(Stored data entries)
========================================

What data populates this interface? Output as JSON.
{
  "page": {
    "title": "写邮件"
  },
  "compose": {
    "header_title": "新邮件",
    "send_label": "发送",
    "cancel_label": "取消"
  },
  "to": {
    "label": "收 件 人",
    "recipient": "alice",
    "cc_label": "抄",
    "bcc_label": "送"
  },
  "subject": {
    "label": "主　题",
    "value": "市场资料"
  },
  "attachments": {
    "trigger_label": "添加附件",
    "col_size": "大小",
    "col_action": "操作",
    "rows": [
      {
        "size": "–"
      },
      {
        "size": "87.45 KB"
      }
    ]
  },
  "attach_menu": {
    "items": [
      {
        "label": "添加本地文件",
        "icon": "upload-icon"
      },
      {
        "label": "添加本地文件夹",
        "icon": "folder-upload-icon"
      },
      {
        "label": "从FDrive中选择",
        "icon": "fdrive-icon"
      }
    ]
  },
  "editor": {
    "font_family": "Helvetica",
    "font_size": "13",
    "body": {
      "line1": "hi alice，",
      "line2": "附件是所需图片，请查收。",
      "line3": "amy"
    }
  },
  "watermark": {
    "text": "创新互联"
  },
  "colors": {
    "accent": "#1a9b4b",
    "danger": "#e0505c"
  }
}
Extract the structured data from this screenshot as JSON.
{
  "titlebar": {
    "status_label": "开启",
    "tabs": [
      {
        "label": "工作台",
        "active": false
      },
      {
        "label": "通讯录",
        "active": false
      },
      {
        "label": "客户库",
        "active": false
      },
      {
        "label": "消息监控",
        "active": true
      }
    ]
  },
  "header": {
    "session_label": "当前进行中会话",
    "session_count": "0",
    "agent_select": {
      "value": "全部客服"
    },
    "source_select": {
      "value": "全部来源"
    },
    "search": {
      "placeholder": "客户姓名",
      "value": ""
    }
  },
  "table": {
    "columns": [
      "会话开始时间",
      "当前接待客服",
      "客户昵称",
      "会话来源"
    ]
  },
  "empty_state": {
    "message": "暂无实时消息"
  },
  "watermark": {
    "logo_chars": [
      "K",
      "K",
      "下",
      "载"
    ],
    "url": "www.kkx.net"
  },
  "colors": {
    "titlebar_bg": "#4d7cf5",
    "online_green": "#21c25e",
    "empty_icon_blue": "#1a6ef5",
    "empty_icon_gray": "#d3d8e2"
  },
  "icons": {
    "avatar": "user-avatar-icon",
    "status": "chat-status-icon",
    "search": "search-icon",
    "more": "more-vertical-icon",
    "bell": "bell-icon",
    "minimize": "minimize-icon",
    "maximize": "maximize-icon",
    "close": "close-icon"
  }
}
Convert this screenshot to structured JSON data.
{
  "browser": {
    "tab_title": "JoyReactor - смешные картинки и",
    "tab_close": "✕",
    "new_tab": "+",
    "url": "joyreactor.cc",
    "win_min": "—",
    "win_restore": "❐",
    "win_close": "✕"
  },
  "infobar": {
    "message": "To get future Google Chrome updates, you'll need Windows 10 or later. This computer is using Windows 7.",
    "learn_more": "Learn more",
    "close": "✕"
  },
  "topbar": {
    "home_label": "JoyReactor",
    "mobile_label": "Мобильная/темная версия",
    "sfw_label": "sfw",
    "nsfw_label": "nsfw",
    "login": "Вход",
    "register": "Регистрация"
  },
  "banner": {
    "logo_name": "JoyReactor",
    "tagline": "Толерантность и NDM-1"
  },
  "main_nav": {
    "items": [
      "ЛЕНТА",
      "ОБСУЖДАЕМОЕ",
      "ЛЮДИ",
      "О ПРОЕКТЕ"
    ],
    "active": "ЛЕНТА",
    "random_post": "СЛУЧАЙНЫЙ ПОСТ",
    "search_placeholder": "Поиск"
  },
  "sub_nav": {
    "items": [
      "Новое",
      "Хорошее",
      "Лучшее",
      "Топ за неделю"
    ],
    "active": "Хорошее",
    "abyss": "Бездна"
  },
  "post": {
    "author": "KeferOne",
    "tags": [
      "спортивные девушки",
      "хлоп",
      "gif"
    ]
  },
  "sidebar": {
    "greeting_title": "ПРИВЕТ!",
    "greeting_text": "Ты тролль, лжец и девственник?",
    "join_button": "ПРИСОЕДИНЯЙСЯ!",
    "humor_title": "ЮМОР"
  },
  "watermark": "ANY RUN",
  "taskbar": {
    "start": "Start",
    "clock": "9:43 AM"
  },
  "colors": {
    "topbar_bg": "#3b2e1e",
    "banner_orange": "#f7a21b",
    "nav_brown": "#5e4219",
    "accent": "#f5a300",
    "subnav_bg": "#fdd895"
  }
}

========================================

§ **REQUIREMENT**: Nothing in the listing may be changed; retype it all exactly.

§ **TASK RESPONSE**:
What data populates this interface? Output as JSON.
{
  "page": {
    "title": "写邮件"
  },
  "compose": {
    "header_title": "新邮件",
    "send_label": "发送",
    "cancel_label": "取消"
  },
  "to": {
    "label": "收 件 人",
    "recipient": "alice",
    "cc_label": "抄",
    "bcc_label": "送"
  },
  "subject": {
    "label": "主　题",
    "value": "市场资料"
  },
  "attachments": {
    "trigger_label": "添加附件",
    "col_size": "大小",
    "col_action": "操作",
    "rows": [
      {
        "size": "–"
      },
      {
        "size": "87.45 KB"
      }
    ]
  },
  "attach_menu": {
    "items": [
      {
        "label": "添加本地文件",
        "icon": "upload-icon"
      },
      {
        "label": "添加本地文件夹",
        "icon": "folder-upload-icon"
      },
      {
        "label": "从FDrive中选择",
        "icon": "fdrive-icon"
      }
    ]
  },
  "editor": {
    "font_family": "Helvetica",
    "font_size": "13",
    "body": {
      "line1": "hi alice，",
      "line2": "附件是所需图片，请查收。",
      "line3": "amy"
    }
  },
  "watermark": {
    "text": "创新互联"
  },
  "colors": {
    "accent": "#1a9b4b",
    "danger": "#e0505c"
  }
}
Extract the structured data from this screenshot as JSON.
{
  "titlebar": {
    "status_label": "开启",
    "tabs": [
      {
        "label": "工作台",
        "active": false
      },
      {
        "label": "通讯录",
        "active": false
      },
      {
        "label": "客户库",
        "active": false
      },
      {
        "label": "消息监控",
        "active": true
      }
    ]
  },
  "header": {
    "session_label": "当前进行中会话",
    "session_count": "0",
    "agent_select": {
      "value": "全部客服"
    },
    "source_select": {
      "value": "全部来源"
    },
    "search": {
      "placeholder": "客户姓名",
      "value": ""
    }
  },
  "table": {
    "columns": [
      "会话开始时间",
      "当前接待客服",
      "客户昵称",
      "会话来源"
    ]
  },
  "empty_state": {
    "message": "暂无实时消息"
  },
  "watermark": {
    "logo_chars": [
      "K",
      "K",
      "下",
      "载"
    ],
    "url": "www.kkx.net"
  },
  "colors": {
    "titlebar_bg": "#4d7cf5",
    "online_green": "#21c25e",
    "empty_icon_blue": "#1a6ef5",
    "empty_icon_gray": "#d3d8e2"
  },
  "icons": {
    "avatar": "user-avatar-icon",
    "status": "chat-status-icon",
    "search": "search-icon",
    "more": "more-vertical-icon",
    "bell": "bell-icon",
    "minimize": "minimize-icon",
    "maximize": "maximize-icon",
    "close": "close-icon"
  }
}
Convert this screenshot to structured JSON data.
{
  "browser": {
    "tab_title": "JoyReactor - смешные картинки и",
    "tab_close": "✕",
    "new_tab": "+",
    "url": "joyreactor.cc",
    "win_min": "—",
    "win_restore": "❐",
    "win_close": "✕"
  },
  "infobar": {
    "message": "To get future Google Chrome updates, you'll need Windows 10 or later. This computer is using Windows 7.",
    "learn_more": "Learn more",
    "close": "✕"
  },
  "topbar": {
    "home_label": "JoyReactor",
    "mobile_label": "Мобильная/темная версия",
    "sfw_label": "sfw",
    "nsfw_label": "nsfw",
    "login": "Вход",
    "register": "Регистрация"
  },
  "banner": {
    "logo_name": "JoyReactor",
    "tagline": "Толерантность и NDM-1"
  },
  "main_nav": {
    "items": [
      "ЛЕНТА",
      "ОБСУЖДАЕМОЕ",
      "ЛЮДИ",
      "О ПРОЕКТЕ"
    ],
    "active": "ЛЕНТА",
    "random_post": "СЛУЧАЙНЫЙ ПОСТ",
    "search_placeholder": "Поиск"
  },
  "sub_nav": {
    "items": [
      "Новое",
      "Хорошее",
      "Лучшее",
      "Топ за неделю"
    ],
    "active": "Хорошее",
    "abyss": "Бездна"
  },
  "post": {
    "author": "KeferOne",
    "tags": [
      "спортивные девушки",
      "хлоп",
      "gif"
    ]
  },
  "sidebar": {
    "greeting_title": "ПРИВЕТ!",
    "greeting_text": "Ты тролль, лжец и девственник?",
    "join_button": "ПРИСОЕДИНЯЙСЯ!",
    "humor_title": "ЮМОР"
  },
  "watermark": "ANY RUN",
  "taskbar": {
    "start": "Start",
    "clock": "9:43 AM"
  },
  "colors": {
    "topbar_bg": "#3b2e1e",
    "banner_orange": "#f7a21b",
    "nav_brown": "#5e4219",
    "accent": "#f5a300",
    "subnav_bg": "#fdd895"
  }
}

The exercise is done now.